• Listed records:
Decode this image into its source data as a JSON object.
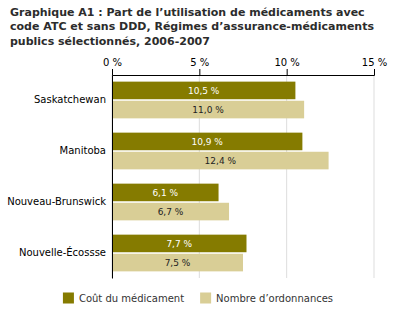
{
  "chart_data": {
    "type": "bar",
    "orientation": "horizontal",
    "title": "Graphique A1 : Part de l’utilisation de médicaments avec code ATC et sans DDD, Régimes d’assurance-médicaments publics sélectionnés, 2006-2007",
    "categories": [
      "Saskatchewan",
      "Manitoba",
      "Nouveau-Brunswick",
      "Nouvelle-Écossse"
    ],
    "series": [
      {
        "name": "Coût du médicament",
        "color": "#857B00",
        "values": [
          10.5,
          10.9,
          6.1,
          7.7
        ],
        "value_labels": [
          "10,5 %",
          "10,9 %",
          "6,1 %",
          "7,7 %"
        ]
      },
      {
        "name": "Nombre d’ordonnances",
        "color": "#D9CE96",
        "values": [
          11.0,
          12.4,
          6.7,
          7.5
        ],
        "value_labels": [
          "11,0 %",
          "12,4 %",
          "6,7 %",
          "7,5 %"
        ]
      }
    ],
    "xlim": [
      0,
      15
    ],
    "xticks": [
      {
        "value": 0,
        "label": "0 %"
      },
      {
        "value": 5,
        "label": "5 %"
      },
      {
        "value": 10,
        "label": "10 %"
      },
      {
        "value": 15,
        "label": "15 %"
      }
    ],
    "grid": true,
    "data_labels": true,
    "legend": "bottom"
  }
}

• Task details: Reproduce the listing word for word and omit its pictures.

• The completed task:
Decode this image into its source data as a JSON object.
{
  "chart_data": {
    "type": "bar",
    "orientation": "horizontal",
    "title": "Graphique A1 : Part de l’utilisation de médicaments avec code ATC et sans DDD, Régimes d’assurance-médicaments publics sélectionnés, 2006-2007",
    "categories": [
      "Saskatchewan",
      "Manitoba",
      "Nouveau-Brunswick",
      "Nouvelle-Écossse"
    ],
    "series": [
      {
        "name": "Coût du médicament",
        "color": "#857B00",
        "values": [
          10.5,
          10.9,
          6.1,
          7.7
        ],
        "value_labels": [
          "10,5 %",
          "10,9 %",
          "6,1 %",
          "7,7 %"
        ]
      },
      {
        "name": "Nombre d’ordonnances",
        "color": "#D9CE96",
        "values": [
          11.0,
          12.4,
          6.7,
          7.5
        ],
        "value_labels": [
          "11,0 %",
          "12,4 %",
          "6,7 %",
          "7,5 %"
        ]
      }
    ],
    "xlim": [
      0,
      15
    ],
    "xticks": [
      {
        "value": 0,
        "label": "0 %"
      },
      {
        "value": 5,
        "label": "5 %"
      },
      {
        "value": 10,
        "label": "10 %"
      },
      {
        "value": 15,
        "label": "15 %"
      }
    ],
    "grid": true,
    "data_labels": true,
    "legend": "bottom"
  }
}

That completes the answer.